### Task prompt
Reproduce the listing below in its entirety. Change nothing.

### Material shown
:::

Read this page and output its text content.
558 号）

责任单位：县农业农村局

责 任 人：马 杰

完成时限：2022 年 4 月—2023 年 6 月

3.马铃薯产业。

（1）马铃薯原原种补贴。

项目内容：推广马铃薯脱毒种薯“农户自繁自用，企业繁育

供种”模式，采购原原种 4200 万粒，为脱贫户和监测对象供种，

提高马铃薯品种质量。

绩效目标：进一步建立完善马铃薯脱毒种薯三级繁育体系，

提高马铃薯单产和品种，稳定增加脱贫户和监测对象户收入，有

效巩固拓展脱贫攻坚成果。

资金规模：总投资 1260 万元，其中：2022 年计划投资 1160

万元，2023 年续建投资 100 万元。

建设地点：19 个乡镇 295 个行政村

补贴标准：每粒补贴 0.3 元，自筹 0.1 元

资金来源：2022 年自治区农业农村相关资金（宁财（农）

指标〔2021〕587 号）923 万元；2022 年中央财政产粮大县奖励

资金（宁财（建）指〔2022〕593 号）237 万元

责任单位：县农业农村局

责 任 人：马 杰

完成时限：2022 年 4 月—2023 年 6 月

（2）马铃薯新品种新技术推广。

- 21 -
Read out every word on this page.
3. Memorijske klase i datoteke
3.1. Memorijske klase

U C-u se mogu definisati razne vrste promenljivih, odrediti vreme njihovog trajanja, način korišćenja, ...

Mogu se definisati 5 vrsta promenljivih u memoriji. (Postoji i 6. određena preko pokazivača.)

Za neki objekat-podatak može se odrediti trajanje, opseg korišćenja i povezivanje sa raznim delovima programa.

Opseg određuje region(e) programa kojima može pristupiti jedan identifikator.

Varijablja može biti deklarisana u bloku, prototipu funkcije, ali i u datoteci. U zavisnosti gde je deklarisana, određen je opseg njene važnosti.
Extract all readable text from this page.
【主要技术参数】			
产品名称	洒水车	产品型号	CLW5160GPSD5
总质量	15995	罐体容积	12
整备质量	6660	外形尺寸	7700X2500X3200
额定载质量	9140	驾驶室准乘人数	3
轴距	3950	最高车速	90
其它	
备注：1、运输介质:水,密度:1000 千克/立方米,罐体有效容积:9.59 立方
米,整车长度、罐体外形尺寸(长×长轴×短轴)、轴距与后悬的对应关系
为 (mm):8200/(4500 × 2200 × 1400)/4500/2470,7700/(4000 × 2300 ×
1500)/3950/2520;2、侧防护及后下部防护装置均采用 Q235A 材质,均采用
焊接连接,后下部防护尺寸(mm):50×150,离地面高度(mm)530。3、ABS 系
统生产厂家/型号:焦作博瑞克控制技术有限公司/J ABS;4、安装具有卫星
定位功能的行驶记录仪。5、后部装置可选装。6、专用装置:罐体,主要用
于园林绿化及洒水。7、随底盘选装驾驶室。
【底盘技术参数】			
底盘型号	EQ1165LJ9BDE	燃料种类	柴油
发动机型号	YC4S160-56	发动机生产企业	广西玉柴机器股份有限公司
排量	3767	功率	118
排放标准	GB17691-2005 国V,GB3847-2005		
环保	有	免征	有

:::

### Expected answer
Read this page and output its text content.
558 号）

责任单位：县农业农村局

责 任 人：马 杰

完成时限：2022 年 4 月—2023 年 6 月

3.马铃薯产业。

（1）马铃薯原原种补贴。

项目内容：推广马铃薯脱毒种薯“农户自繁自用，企业繁育

供种”模式，采购原原种 4200 万粒，为脱贫户和监测对象供种，

提高马铃薯品种质量。

绩效目标：进一步建立完善马铃薯脱毒种薯三级繁育体系，

提高马铃薯单产和品种，稳定增加脱贫户和监测对象户收入，有

效巩固拓展脱贫攻坚成果。

资金规模：总投资 1260 万元，其中：2022 年计划投资 1160

万元，2023 年续建投资 100 万元。

建设地点：19 个乡镇 295 个行政村

补贴标准：每粒补贴 0.3 元，自筹 0.1 元

资金来源：2022 年自治区农业农村相关资金（宁财（农）

指标〔2021〕587 号）923 万元；2022 年中央财政产粮大县奖励

资金（宁财（建）指〔2022〕593 号）237 万元

责任单位：县农业农村局

责 任 人：马 杰

完成时限：2022 年 4 月—2023 年 6 月

（2）马铃薯新品种新技术推广。

- 21 -
Read out every word on this page.
3. Memorijske klase i datoteke
3.1. Memorijske klase

U C-u se mogu definisati razne vrste promenljivih, odrediti vreme njihovog trajanja, način korišćenja, ...

Mogu se definisati 5 vrsta promenljivih u memoriji. (Postoji i 6. određena preko pokazivača.)

Za neki objekat-podatak može se odrediti trajanje, opseg korišćenja i povezivanje sa raznim delovima programa.

Opseg određuje region(e) programa kojima može pristupiti jedan identifikator.

Varijablja može biti deklarisana u bloku, prototipu funkcije, ali i u datoteci. U zavisnosti gde je deklarisana, određen je opseg njene važnosti.
Extract all readable text from this page.
【主要技术参数】			
产品名称	洒水车	产品型号	CLW5160GPSD5
总质量	15995	罐体容积	12
整备质量	6660	外形尺寸	7700X2500X3200
额定载质量	9140	驾驶室准乘人数	3
轴距	3950	最高车速	90
其它	
备注：1、运输介质:水,密度:1000 千克/立方米,罐体有效容积:9.59 立方
米,整车长度、罐体外形尺寸(长×长轴×短轴)、轴距与后悬的对应关系
为 (mm):8200/(4500 × 2200 × 1400)/4500/2470,7700/(4000 × 2300 ×
1500)/3950/2520;2、侧防护及后下部防护装置均采用 Q235A 材质,均采用
焊接连接,后下部防护尺寸(mm):50×150,离地面高度(mm)530。3、ABS 系
统生产厂家/型号:焦作博瑞克控制技术有限公司/J ABS;4、安装具有卫星
定位功能的行驶记录仪。5、后部装置可选装。6、专用装置:罐体,主要用
于园林绿化及洒水。7、随底盘选装驾驶室。
【底盘技术参数】			
底盘型号	EQ1165LJ9BDE	燃料种类	柴油
发动机型号	YC4S160-56	发动机生产企业	广西玉柴机器股份有限公司
排量	3767	功率	118
排放标准	GB17691-2005 国V,GB3847-2005		
环保	有	免征	有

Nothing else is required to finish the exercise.